**WHAT IS BEING ASKED**
Retype the rows word for word, starting at the line that contains "wizard-image-frame xyxy=(90,129,280,461)" and ending after the line that contains "background-separator xyxy=(72,572,292,573)".
>> Begin RECORD LIST
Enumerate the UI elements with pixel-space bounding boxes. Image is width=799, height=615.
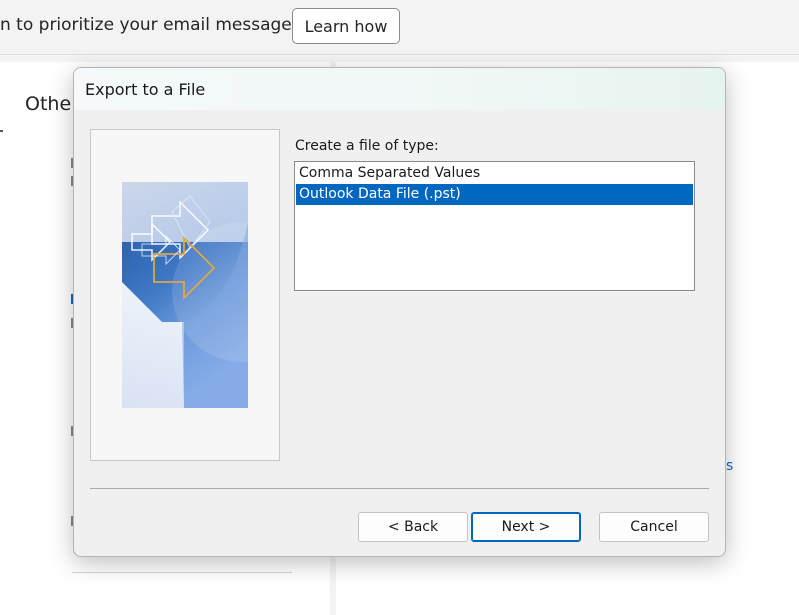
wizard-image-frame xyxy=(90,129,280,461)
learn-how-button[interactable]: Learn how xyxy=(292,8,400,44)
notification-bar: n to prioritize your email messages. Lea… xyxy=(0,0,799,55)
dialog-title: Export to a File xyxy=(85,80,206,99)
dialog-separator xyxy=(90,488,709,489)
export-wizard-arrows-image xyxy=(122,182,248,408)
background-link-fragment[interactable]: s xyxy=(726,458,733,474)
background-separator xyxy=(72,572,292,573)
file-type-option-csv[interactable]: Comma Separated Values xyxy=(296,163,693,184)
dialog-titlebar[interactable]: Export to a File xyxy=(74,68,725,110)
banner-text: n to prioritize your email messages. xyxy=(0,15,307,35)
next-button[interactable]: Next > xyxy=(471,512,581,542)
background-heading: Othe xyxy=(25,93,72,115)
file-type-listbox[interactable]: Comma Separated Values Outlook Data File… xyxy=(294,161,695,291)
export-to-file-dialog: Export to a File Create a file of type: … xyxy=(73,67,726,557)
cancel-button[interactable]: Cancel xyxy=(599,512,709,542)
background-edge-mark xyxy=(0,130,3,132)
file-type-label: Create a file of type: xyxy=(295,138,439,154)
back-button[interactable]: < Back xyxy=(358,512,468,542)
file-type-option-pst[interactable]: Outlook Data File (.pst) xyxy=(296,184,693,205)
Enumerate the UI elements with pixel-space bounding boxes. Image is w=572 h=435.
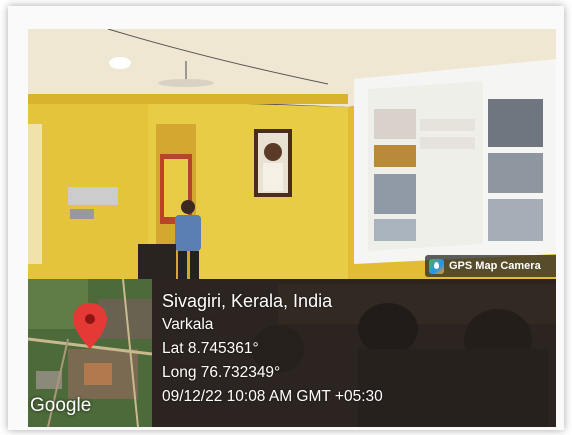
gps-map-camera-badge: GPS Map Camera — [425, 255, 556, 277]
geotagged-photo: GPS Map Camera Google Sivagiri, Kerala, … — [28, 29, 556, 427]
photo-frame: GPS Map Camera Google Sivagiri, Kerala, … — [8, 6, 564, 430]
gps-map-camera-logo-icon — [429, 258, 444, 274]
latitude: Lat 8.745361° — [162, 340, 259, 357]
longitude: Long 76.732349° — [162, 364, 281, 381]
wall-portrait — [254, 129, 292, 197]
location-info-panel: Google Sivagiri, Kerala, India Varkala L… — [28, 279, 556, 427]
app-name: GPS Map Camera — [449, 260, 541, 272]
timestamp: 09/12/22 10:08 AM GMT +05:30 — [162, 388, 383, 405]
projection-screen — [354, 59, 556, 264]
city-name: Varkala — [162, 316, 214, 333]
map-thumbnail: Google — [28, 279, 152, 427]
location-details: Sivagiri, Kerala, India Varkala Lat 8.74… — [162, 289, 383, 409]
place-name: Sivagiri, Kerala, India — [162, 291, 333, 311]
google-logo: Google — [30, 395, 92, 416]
>> End RECORD LIST
>> Begin RECORD LIST
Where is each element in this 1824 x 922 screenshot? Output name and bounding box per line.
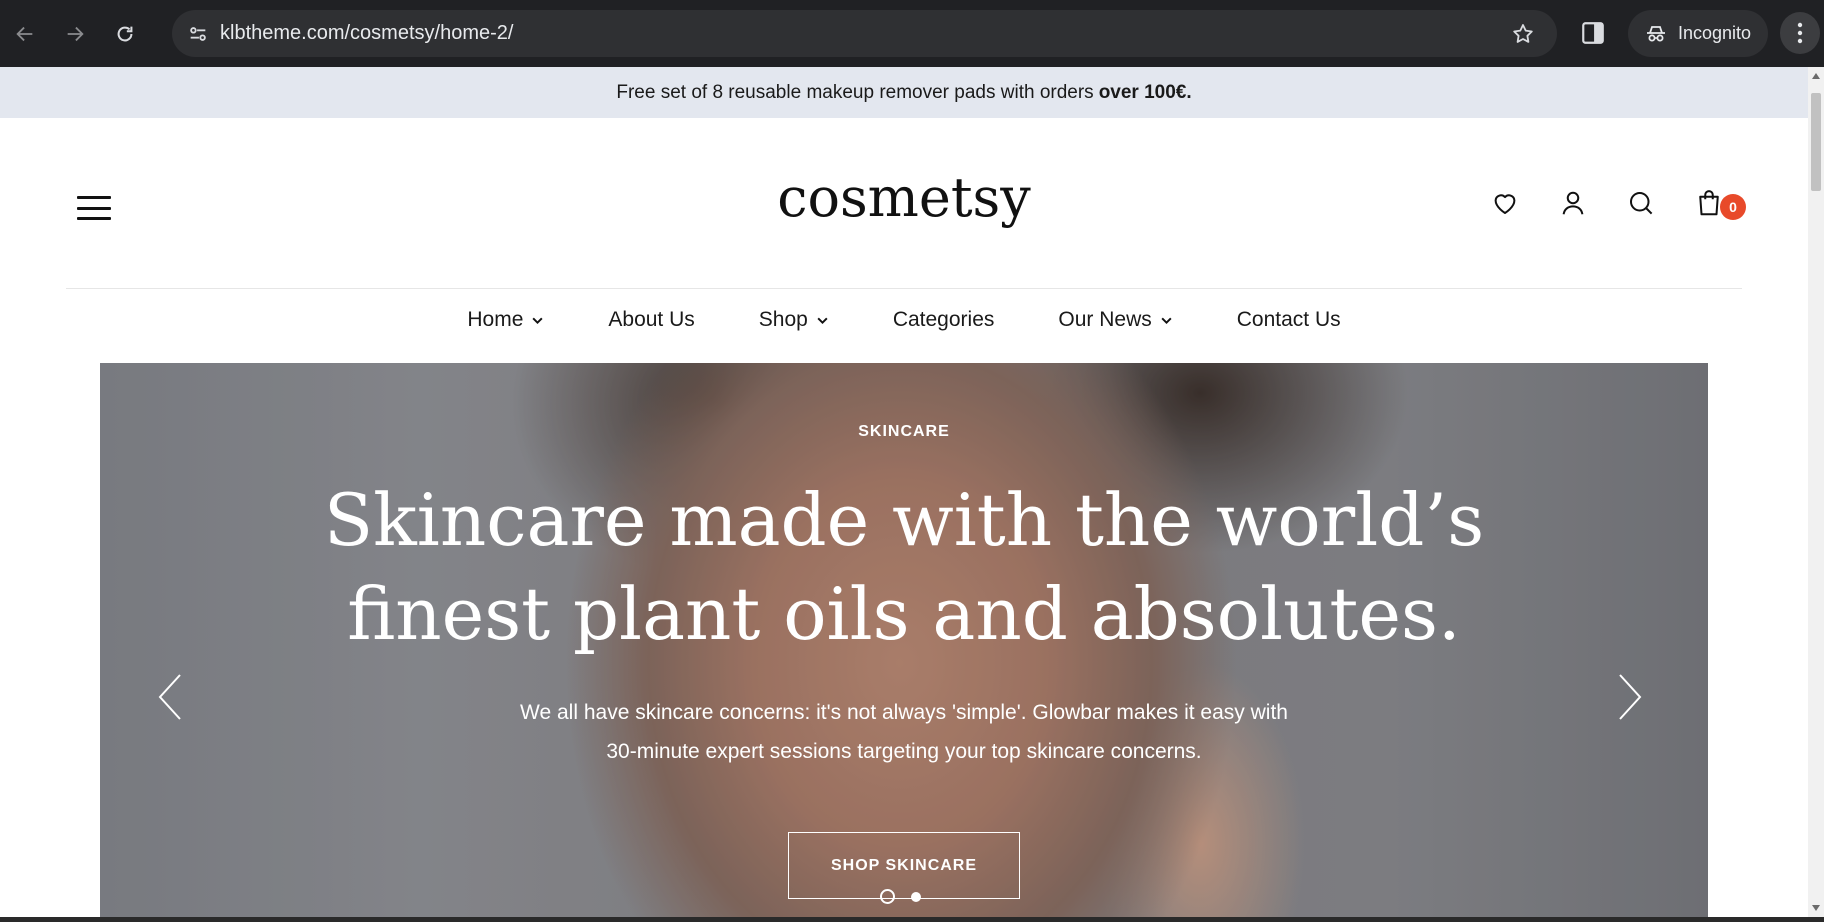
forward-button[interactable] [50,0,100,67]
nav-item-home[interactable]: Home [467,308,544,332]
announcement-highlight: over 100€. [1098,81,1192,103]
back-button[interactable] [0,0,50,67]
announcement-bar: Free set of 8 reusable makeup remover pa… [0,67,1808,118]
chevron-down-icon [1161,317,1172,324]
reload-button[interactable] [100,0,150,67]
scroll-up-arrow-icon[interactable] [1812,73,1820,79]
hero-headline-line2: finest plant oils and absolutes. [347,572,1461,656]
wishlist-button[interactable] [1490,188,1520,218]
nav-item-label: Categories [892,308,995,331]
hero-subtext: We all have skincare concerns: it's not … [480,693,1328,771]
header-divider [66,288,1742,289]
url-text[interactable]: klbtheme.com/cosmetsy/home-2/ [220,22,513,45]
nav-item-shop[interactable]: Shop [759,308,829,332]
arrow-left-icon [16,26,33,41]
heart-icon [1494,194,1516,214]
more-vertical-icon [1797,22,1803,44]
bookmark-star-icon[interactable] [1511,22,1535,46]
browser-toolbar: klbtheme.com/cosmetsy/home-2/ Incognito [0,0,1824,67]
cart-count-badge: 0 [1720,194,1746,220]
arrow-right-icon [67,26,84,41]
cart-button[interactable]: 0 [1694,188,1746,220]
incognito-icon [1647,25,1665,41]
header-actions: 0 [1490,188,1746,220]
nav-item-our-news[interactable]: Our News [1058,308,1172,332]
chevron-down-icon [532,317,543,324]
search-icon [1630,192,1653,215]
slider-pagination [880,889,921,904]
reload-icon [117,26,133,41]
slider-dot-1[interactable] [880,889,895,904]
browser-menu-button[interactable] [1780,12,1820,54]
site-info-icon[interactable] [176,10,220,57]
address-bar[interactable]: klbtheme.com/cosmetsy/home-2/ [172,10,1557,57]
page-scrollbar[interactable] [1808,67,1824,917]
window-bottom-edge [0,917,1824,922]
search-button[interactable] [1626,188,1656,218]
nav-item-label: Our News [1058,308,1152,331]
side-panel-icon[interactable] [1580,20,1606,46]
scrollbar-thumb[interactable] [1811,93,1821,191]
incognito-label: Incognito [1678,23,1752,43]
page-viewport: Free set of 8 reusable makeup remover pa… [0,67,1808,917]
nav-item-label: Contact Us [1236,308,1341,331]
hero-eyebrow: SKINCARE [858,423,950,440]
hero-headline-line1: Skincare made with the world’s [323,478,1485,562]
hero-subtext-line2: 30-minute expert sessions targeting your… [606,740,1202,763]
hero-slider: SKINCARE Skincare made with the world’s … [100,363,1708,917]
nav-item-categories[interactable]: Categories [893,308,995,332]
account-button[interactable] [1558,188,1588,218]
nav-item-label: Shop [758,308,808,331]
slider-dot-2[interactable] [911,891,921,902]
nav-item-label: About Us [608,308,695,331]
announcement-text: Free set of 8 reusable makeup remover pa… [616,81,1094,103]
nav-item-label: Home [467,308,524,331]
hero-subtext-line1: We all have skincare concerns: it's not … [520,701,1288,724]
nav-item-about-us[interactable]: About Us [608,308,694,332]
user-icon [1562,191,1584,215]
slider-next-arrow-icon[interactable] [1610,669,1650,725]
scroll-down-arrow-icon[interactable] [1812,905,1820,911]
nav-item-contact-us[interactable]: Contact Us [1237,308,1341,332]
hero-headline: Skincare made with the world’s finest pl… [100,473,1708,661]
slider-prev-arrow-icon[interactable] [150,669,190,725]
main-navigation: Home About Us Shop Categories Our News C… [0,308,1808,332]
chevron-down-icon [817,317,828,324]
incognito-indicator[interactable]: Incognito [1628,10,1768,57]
>> End RECORD LIST
**EXERCISE RESULT**
wizard-image-frame xyxy=(90,129,280,461)
learn-how-button[interactable]: Learn how xyxy=(292,8,400,44)
notification-bar: n to prioritize your email messages. Lea… xyxy=(0,0,799,55)
dialog-title: Export to a File xyxy=(85,80,206,99)
dialog-separator xyxy=(90,488,709,489)
export-wizard-arrows-image xyxy=(122,182,248,408)
background-link-fragment[interactable]: s xyxy=(726,458,733,474)
background-separator xyxy=(72,572,292,573)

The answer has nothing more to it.